─── Dataset excerpts

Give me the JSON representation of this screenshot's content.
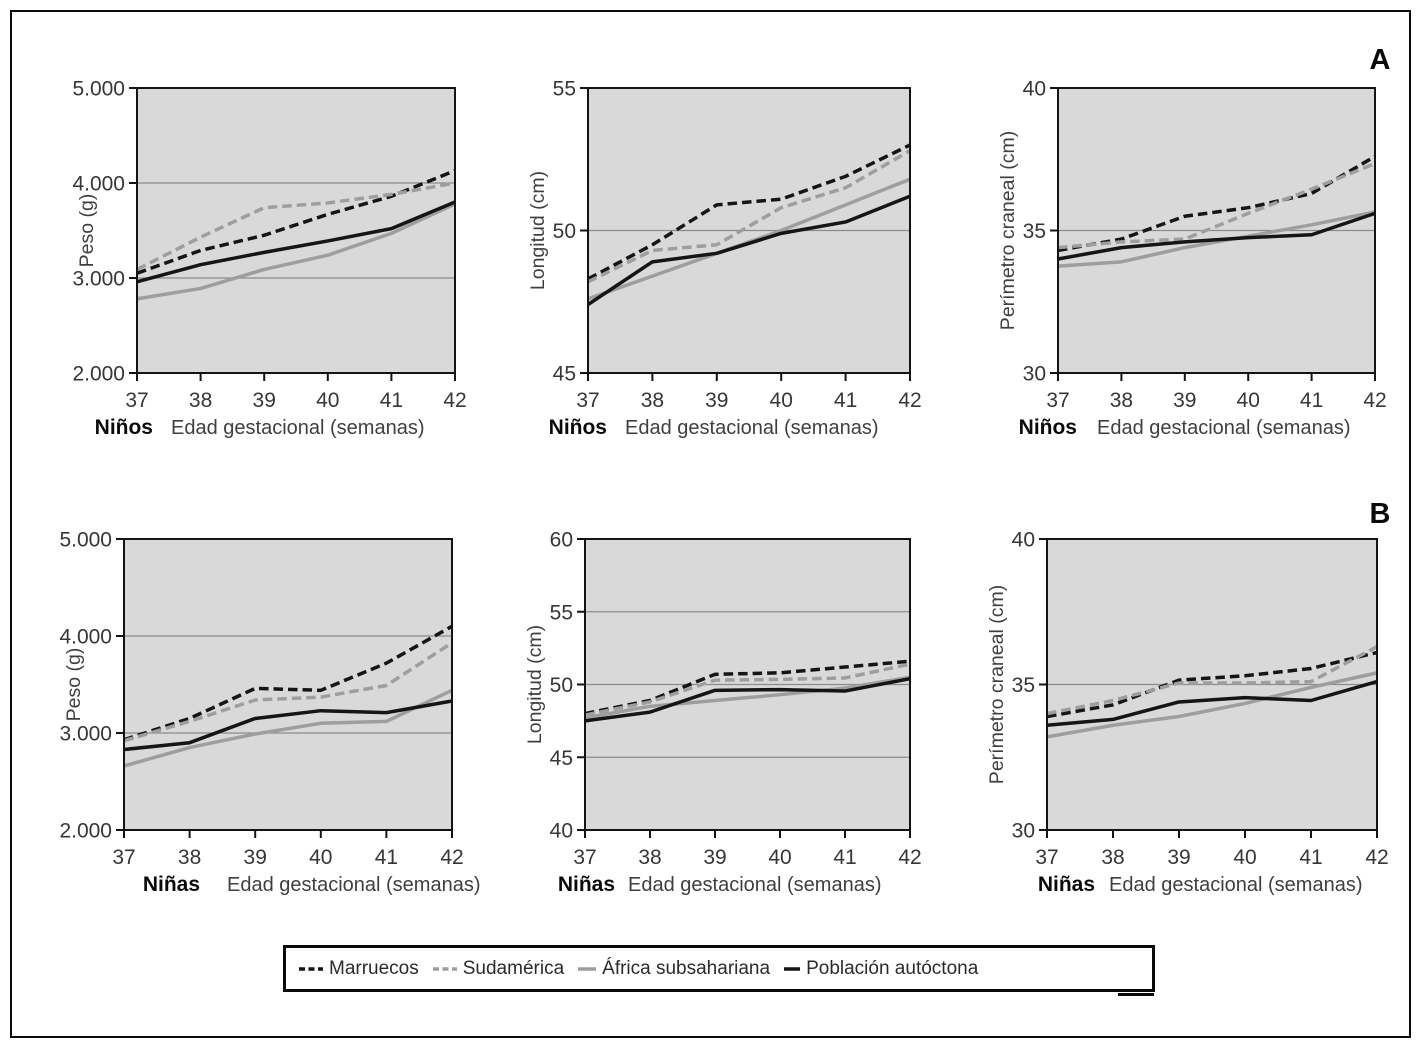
{
  "figure": {
    "panels": [
      "A",
      "B"
    ]
  },
  "colors": {
    "plot_bg": "#d9d9d9",
    "gridline": "#8c8c8c",
    "axis": "#141414",
    "black_line": "#151515",
    "gray_line": "#9e9e9e"
  },
  "legend": {
    "items": [
      {
        "label": "Marruecos",
        "style": "dashed",
        "color": "#151515"
      },
      {
        "label": "Sudamérica",
        "style": "dashed",
        "color": "#9e9e9e"
      },
      {
        "label": "África subsahariana",
        "style": "solid",
        "color": "#9e9e9e"
      },
      {
        "label": "Población autóctona",
        "style": "solid",
        "color": "#151515"
      }
    ]
  },
  "chart_data": [
    {
      "id": "peso-ninos",
      "type": "line",
      "panel": "A",
      "group_label": "Niños",
      "xlabel": "Edad gestacional (semanas)",
      "ylabel": "Peso (g)",
      "x": [
        37,
        38,
        39,
        40,
        41,
        42
      ],
      "xlim": [
        37,
        42
      ],
      "ylim": [
        2000,
        5000
      ],
      "yticks": [
        2000,
        3000,
        4000,
        5000
      ],
      "ytick_labels": [
        "2.000",
        "3.000",
        "4.000",
        "5.000"
      ],
      "gridlines": [
        3000,
        4000
      ],
      "series": [
        {
          "name": "Marruecos",
          "values": [
            3050,
            3290,
            3450,
            3670,
            3860,
            4130
          ]
        },
        {
          "name": "Sudamérica",
          "values": [
            3090,
            3430,
            3740,
            3790,
            3880,
            4000
          ]
        },
        {
          "name": "África subsahariana",
          "values": [
            2780,
            2890,
            3090,
            3240,
            3470,
            3780
          ]
        },
        {
          "name": "Población autóctona",
          "values": [
            2960,
            3140,
            3270,
            3390,
            3520,
            3800
          ]
        }
      ]
    },
    {
      "id": "longitud-ninos",
      "type": "line",
      "panel": "A",
      "group_label": "Niños",
      "xlabel": "Edad gestacional (semanas)",
      "ylabel": "Longitud (cm)",
      "x": [
        37,
        38,
        39,
        40,
        41,
        42
      ],
      "xlim": [
        37,
        42
      ],
      "ylim": [
        45,
        55
      ],
      "yticks": [
        45,
        50,
        55
      ],
      "ytick_labels": [
        "45",
        "50",
        "55"
      ],
      "gridlines": [
        50
      ],
      "series": [
        {
          "name": "Marruecos",
          "values": [
            48.3,
            49.5,
            50.9,
            51.1,
            51.9,
            53.0
          ]
        },
        {
          "name": "Sudamérica",
          "values": [
            48.2,
            49.3,
            49.5,
            50.8,
            51.5,
            52.8
          ]
        },
        {
          "name": "África subsahariana",
          "values": [
            47.6,
            48.4,
            49.2,
            50.0,
            50.9,
            51.8
          ]
        },
        {
          "name": "Población autóctona",
          "values": [
            47.4,
            48.9,
            49.2,
            49.9,
            50.3,
            51.2
          ]
        }
      ]
    },
    {
      "id": "perimetro-craneal-ninos",
      "type": "line",
      "panel": "A",
      "group_label": "Niños",
      "xlabel": "Edad gestacional (semanas)",
      "ylabel": "Perímetro craneal (cm)",
      "x": [
        37,
        38,
        39,
        40,
        41,
        42
      ],
      "xlim": [
        37,
        42
      ],
      "ylim": [
        30,
        40
      ],
      "yticks": [
        30,
        35,
        40
      ],
      "ytick_labels": [
        "30",
        "35",
        "40"
      ],
      "gridlines": [
        35
      ],
      "series": [
        {
          "name": "Marruecos",
          "values": [
            34.3,
            34.7,
            35.5,
            35.8,
            36.3,
            37.6
          ]
        },
        {
          "name": "Sudamérica",
          "values": [
            34.4,
            34.6,
            34.7,
            35.6,
            36.45,
            37.35
          ]
        },
        {
          "name": "África subsahariana",
          "values": [
            33.75,
            33.9,
            34.4,
            34.8,
            35.2,
            35.65
          ]
        },
        {
          "name": "Población autóctona",
          "values": [
            34.0,
            34.4,
            34.6,
            34.75,
            34.85,
            35.6
          ]
        }
      ]
    },
    {
      "id": "peso-ninas",
      "type": "line",
      "panel": "B",
      "group_label": "Niñas",
      "xlabel": "Edad gestacional (semanas)",
      "ylabel": "Peso (g)",
      "x": [
        37,
        38,
        39,
        40,
        41,
        42
      ],
      "xlim": [
        37,
        42
      ],
      "ylim": [
        2000,
        5000
      ],
      "yticks": [
        2000,
        3000,
        4000,
        5000
      ],
      "ytick_labels": [
        "2.000",
        "3.000",
        "4.000",
        "5.000"
      ],
      "gridlines": [
        3000,
        4000
      ],
      "series": [
        {
          "name": "Marruecos",
          "values": [
            2930,
            3150,
            3460,
            3440,
            3720,
            4100
          ]
        },
        {
          "name": "Sudamérica",
          "values": [
            2920,
            3120,
            3340,
            3370,
            3490,
            3930
          ]
        },
        {
          "name": "África subsahariana",
          "values": [
            2660,
            2850,
            2990,
            3100,
            3120,
            3440
          ]
        },
        {
          "name": "Población autóctona",
          "values": [
            2830,
            2900,
            3150,
            3230,
            3210,
            3330
          ]
        }
      ]
    },
    {
      "id": "longitud-ninas",
      "type": "line",
      "panel": "B",
      "group_label": "Niñas",
      "xlabel": "Edad gestacional (semanas)",
      "ylabel": "Longitud (cm)",
      "x": [
        37,
        38,
        39,
        40,
        41,
        42
      ],
      "xlim": [
        37,
        42
      ],
      "ylim": [
        40,
        60
      ],
      "yticks": [
        40,
        45,
        50,
        55,
        60
      ],
      "ytick_labels": [
        "40",
        "45",
        "50",
        "55",
        "60"
      ],
      "gridlines": [
        45,
        50,
        55
      ],
      "series": [
        {
          "name": "Marruecos",
          "values": [
            48.0,
            48.9,
            50.7,
            50.8,
            51.2,
            51.6
          ]
        },
        {
          "name": "Sudamérica",
          "values": [
            47.9,
            48.8,
            50.3,
            50.35,
            50.45,
            51.4
          ]
        },
        {
          "name": "África subsahariana",
          "values": [
            47.7,
            48.5,
            48.9,
            49.3,
            49.75,
            50.5
          ]
        },
        {
          "name": "Población autóctona",
          "values": [
            47.5,
            48.1,
            49.6,
            49.65,
            49.55,
            50.4
          ]
        }
      ]
    },
    {
      "id": "perimetro-craneal-ninas",
      "type": "line",
      "panel": "B",
      "group_label": "Niñas",
      "xlabel": "Edad gestacional (semanas)",
      "ylabel": "Perímetro craneal (cm)",
      "x": [
        37,
        38,
        39,
        40,
        41,
        42
      ],
      "xlim": [
        37,
        42
      ],
      "ylim": [
        30,
        40
      ],
      "yticks": [
        30,
        35,
        40
      ],
      "ytick_labels": [
        "30",
        "35",
        "40"
      ],
      "gridlines": [
        35
      ],
      "series": [
        {
          "name": "Marruecos",
          "values": [
            33.9,
            34.3,
            35.15,
            35.3,
            35.55,
            36.1
          ]
        },
        {
          "name": "Sudamérica",
          "values": [
            34.0,
            34.45,
            35.05,
            35.05,
            35.1,
            36.3
          ]
        },
        {
          "name": "África subsahariana",
          "values": [
            33.2,
            33.6,
            33.9,
            34.35,
            34.9,
            35.4
          ]
        },
        {
          "name": "Población autóctona",
          "values": [
            33.6,
            33.8,
            34.4,
            34.55,
            34.45,
            35.1
          ]
        }
      ]
    }
  ]
}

──────

The records above are to be quoted exactly, with all pictures left out.

Solution for this task.
Give me the JSON representation of this screenshot's content.
{
  "figure": {
    "panels": [
      "A",
      "B"
    ]
  },
  "colors": {
    "plot_bg": "#d9d9d9",
    "gridline": "#8c8c8c",
    "axis": "#141414",
    "black_line": "#151515",
    "gray_line": "#9e9e9e"
  },
  "legend": {
    "items": [
      {
        "label": "Marruecos",
        "style": "dashed",
        "color": "#151515"
      },
      {
        "label": "Sudamérica",
        "style": "dashed",
        "color": "#9e9e9e"
      },
      {
        "label": "África subsahariana",
        "style": "solid",
        "color": "#9e9e9e"
      },
      {
        "label": "Población autóctona",
        "style": "solid",
        "color": "#151515"
      }
    ]
  },
  "chart_data": [
    {
      "id": "peso-ninos",
      "type": "line",
      "panel": "A",
      "group_label": "Niños",
      "xlabel": "Edad gestacional (semanas)",
      "ylabel": "Peso (g)",
      "x": [
        37,
        38,
        39,
        40,
        41,
        42
      ],
      "xlim": [
        37,
        42
      ],
      "ylim": [
        2000,
        5000
      ],
      "yticks": [
        2000,
        3000,
        4000,
        5000
      ],
      "ytick_labels": [
        "2.000",
        "3.000",
        "4.000",
        "5.000"
      ],
      "gridlines": [
        3000,
        4000
      ],
      "series": [
        {
          "name": "Marruecos",
          "values": [
            3050,
            3290,
            3450,
            3670,
            3860,
            4130
          ]
        },
        {
          "name": "Sudamérica",
          "values": [
            3090,
            3430,
            3740,
            3790,
            3880,
            4000
          ]
        },
        {
          "name": "África subsahariana",
          "values": [
            2780,
            2890,
            3090,
            3240,
            3470,
            3780
          ]
        },
        {
          "name": "Población autóctona",
          "values": [
            2960,
            3140,
            3270,
            3390,
            3520,
            3800
          ]
        }
      ]
    },
    {
      "id": "longitud-ninos",
      "type": "line",
      "panel": "A",
      "group_label": "Niños",
      "xlabel": "Edad gestacional (semanas)",
      "ylabel": "Longitud (cm)",
      "x": [
        37,
        38,
        39,
        40,
        41,
        42
      ],
      "xlim": [
        37,
        42
      ],
      "ylim": [
        45,
        55
      ],
      "yticks": [
        45,
        50,
        55
      ],
      "ytick_labels": [
        "45",
        "50",
        "55"
      ],
      "gridlines": [
        50
      ],
      "series": [
        {
          "name": "Marruecos",
          "values": [
            48.3,
            49.5,
            50.9,
            51.1,
            51.9,
            53.0
          ]
        },
        {
          "name": "Sudamérica",
          "values": [
            48.2,
            49.3,
            49.5,
            50.8,
            51.5,
            52.8
          ]
        },
        {
          "name": "África subsahariana",
          "values": [
            47.6,
            48.4,
            49.2,
            50.0,
            50.9,
            51.8
          ]
        },
        {
          "name": "Población autóctona",
          "values": [
            47.4,
            48.9,
            49.2,
            49.9,
            50.3,
            51.2
          ]
        }
      ]
    },
    {
      "id": "perimetro-craneal-ninos",
      "type": "line",
      "panel": "A",
      "group_label": "Niños",
      "xlabel": "Edad gestacional (semanas)",
      "ylabel": "Perímetro craneal (cm)",
      "x": [
        37,
        38,
        39,
        40,
        41,
        42
      ],
      "xlim": [
        37,
        42
      ],
      "ylim": [
        30,
        40
      ],
      "yticks": [
        30,
        35,
        40
      ],
      "ytick_labels": [
        "30",
        "35",
        "40"
      ],
      "gridlines": [
        35
      ],
      "series": [
        {
          "name": "Marruecos",
          "values": [
            34.3,
            34.7,
            35.5,
            35.8,
            36.3,
            37.6
          ]
        },
        {
          "name": "Sudamérica",
          "values": [
            34.4,
            34.6,
            34.7,
            35.6,
            36.45,
            37.35
          ]
        },
        {
          "name": "África subsahariana",
          "values": [
            33.75,
            33.9,
            34.4,
            34.8,
            35.2,
            35.65
          ]
        },
        {
          "name": "Población autóctona",
          "values": [
            34.0,
            34.4,
            34.6,
            34.75,
            34.85,
            35.6
          ]
        }
      ]
    },
    {
      "id": "peso-ninas",
      "type": "line",
      "panel": "B",
      "group_label": "Niñas",
      "xlabel": "Edad gestacional (semanas)",
      "ylabel": "Peso (g)",
      "x": [
        37,
        38,
        39,
        40,
        41,
        42
      ],
      "xlim": [
        37,
        42
      ],
      "ylim": [
        2000,
        5000
      ],
      "yticks": [
        2000,
        3000,
        4000,
        5000
      ],
      "ytick_labels": [
        "2.000",
        "3.000",
        "4.000",
        "5.000"
      ],
      "gridlines": [
        3000,
        4000
      ],
      "series": [
        {
          "name": "Marruecos",
          "values": [
            2930,
            3150,
            3460,
            3440,
            3720,
            4100
          ]
        },
        {
          "name": "Sudamérica",
          "values": [
            2920,
            3120,
            3340,
            3370,
            3490,
            3930
          ]
        },
        {
          "name": "África subsahariana",
          "values": [
            2660,
            2850,
            2990,
            3100,
            3120,
            3440
          ]
        },
        {
          "name": "Población autóctona",
          "values": [
            2830,
            2900,
            3150,
            3230,
            3210,
            3330
          ]
        }
      ]
    },
    {
      "id": "longitud-ninas",
      "type": "line",
      "panel": "B",
      "group_label": "Niñas",
      "xlabel": "Edad gestacional (semanas)",
      "ylabel": "Longitud (cm)",
      "x": [
        37,
        38,
        39,
        40,
        41,
        42
      ],
      "xlim": [
        37,
        42
      ],
      "ylim": [
        40,
        60
      ],
      "yticks": [
        40,
        45,
        50,
        55,
        60
      ],
      "ytick_labels": [
        "40",
        "45",
        "50",
        "55",
        "60"
      ],
      "gridlines": [
        45,
        50,
        55
      ],
      "series": [
        {
          "name": "Marruecos",
          "values": [
            48.0,
            48.9,
            50.7,
            50.8,
            51.2,
            51.6
          ]
        },
        {
          "name": "Sudamérica",
          "values": [
            47.9,
            48.8,
            50.3,
            50.35,
            50.45,
            51.4
          ]
        },
        {
          "name": "África subsahariana",
          "values": [
            47.7,
            48.5,
            48.9,
            49.3,
            49.75,
            50.5
          ]
        },
        {
          "name": "Población autóctona",
          "values": [
            47.5,
            48.1,
            49.6,
            49.65,
            49.55,
            50.4
          ]
        }
      ]
    },
    {
      "id": "perimetro-craneal-ninas",
      "type": "line",
      "panel": "B",
      "group_label": "Niñas",
      "xlabel": "Edad gestacional (semanas)",
      "ylabel": "Perímetro craneal (cm)",
      "x": [
        37,
        38,
        39,
        40,
        41,
        42
      ],
      "xlim": [
        37,
        42
      ],
      "ylim": [
        30,
        40
      ],
      "yticks": [
        30,
        35,
        40
      ],
      "ytick_labels": [
        "30",
        "35",
        "40"
      ],
      "gridlines": [
        35
      ],
      "series": [
        {
          "name": "Marruecos",
          "values": [
            33.9,
            34.3,
            35.15,
            35.3,
            35.55,
            36.1
          ]
        },
        {
          "name": "Sudamérica",
          "values": [
            34.0,
            34.45,
            35.05,
            35.05,
            35.1,
            36.3
          ]
        },
        {
          "name": "África subsahariana",
          "values": [
            33.2,
            33.6,
            33.9,
            34.35,
            34.9,
            35.4
          ]
        },
        {
          "name": "Población autóctona",
          "values": [
            33.6,
            33.8,
            34.4,
            34.55,
            34.45,
            35.1
          ]
        }
      ]
    }
  ]
}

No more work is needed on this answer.